-- start of Source records --

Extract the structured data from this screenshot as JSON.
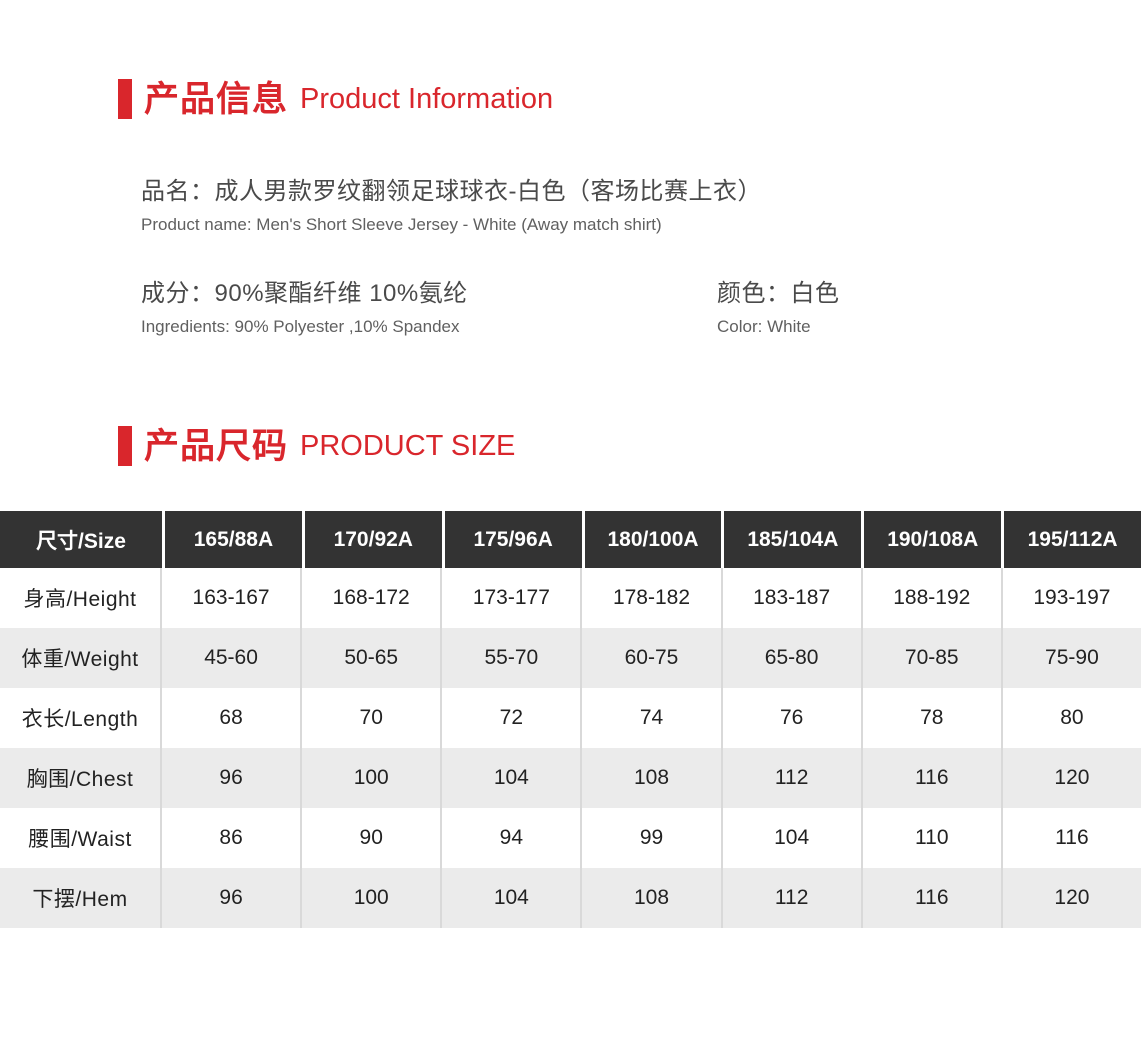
{
  "colors": {
    "accent_red": "#d9262c",
    "table_header_bg": "#333333",
    "table_header_text": "#ffffff",
    "table_alt_row_bg": "#ebebeb",
    "table_divider": "#d9d9d9",
    "body_text": "#4a4a4a"
  },
  "section_product_info": {
    "title_cn": "产品信息",
    "title_en": "Product Information"
  },
  "product": {
    "name_cn": "品名：成人男款罗纹翻领足球球衣-白色（客场比赛上衣）",
    "name_en": "Product name: Men's Short Sleeve Jersey - White (Away match shirt)",
    "ingredients_cn": "成分：90%聚酯纤维 10%氨纶",
    "ingredients_en": "Ingredients: 90% Polyester ,10% Spandex",
    "color_cn": "颜色：白色",
    "color_en": "Color: White"
  },
  "section_size": {
    "title_cn": "产品尺码",
    "title_en": "PRODUCT SIZE"
  },
  "size_table": {
    "header": [
      "尺寸/Size",
      "165/88A",
      "170/92A",
      "175/96A",
      "180/100A",
      "185/104A",
      "190/108A",
      "195/112A"
    ],
    "rows": [
      {
        "label": "身高/Height",
        "values": [
          "163-167",
          "168-172",
          "173-177",
          "178-182",
          "183-187",
          "188-192",
          "193-197"
        ]
      },
      {
        "label": "体重/Weight",
        "values": [
          "45-60",
          "50-65",
          "55-70",
          "60-75",
          "65-80",
          "70-85",
          "75-90"
        ]
      },
      {
        "label": "衣长/Length",
        "values": [
          "68",
          "70",
          "72",
          "74",
          "76",
          "78",
          "80"
        ]
      },
      {
        "label": "胸围/Chest",
        "values": [
          "96",
          "100",
          "104",
          "108",
          "112",
          "116",
          "120"
        ]
      },
      {
        "label": "腰围/Waist",
        "values": [
          "86",
          "90",
          "94",
          "99",
          "104",
          "110",
          "116"
        ]
      },
      {
        "label": "下摆/Hem",
        "values": [
          "96",
          "100",
          "104",
          "108",
          "112",
          "116",
          "120"
        ]
      }
    ]
  }
}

-- end of Source records --

Given problem →
Among the lines of the material, find those that hold the word "White" and copy them.

Correct answer →
    "name_en": "Product name: Men's Short Sleeve Jersey - White (Away match shirt)",
    "color_en": "Color: White"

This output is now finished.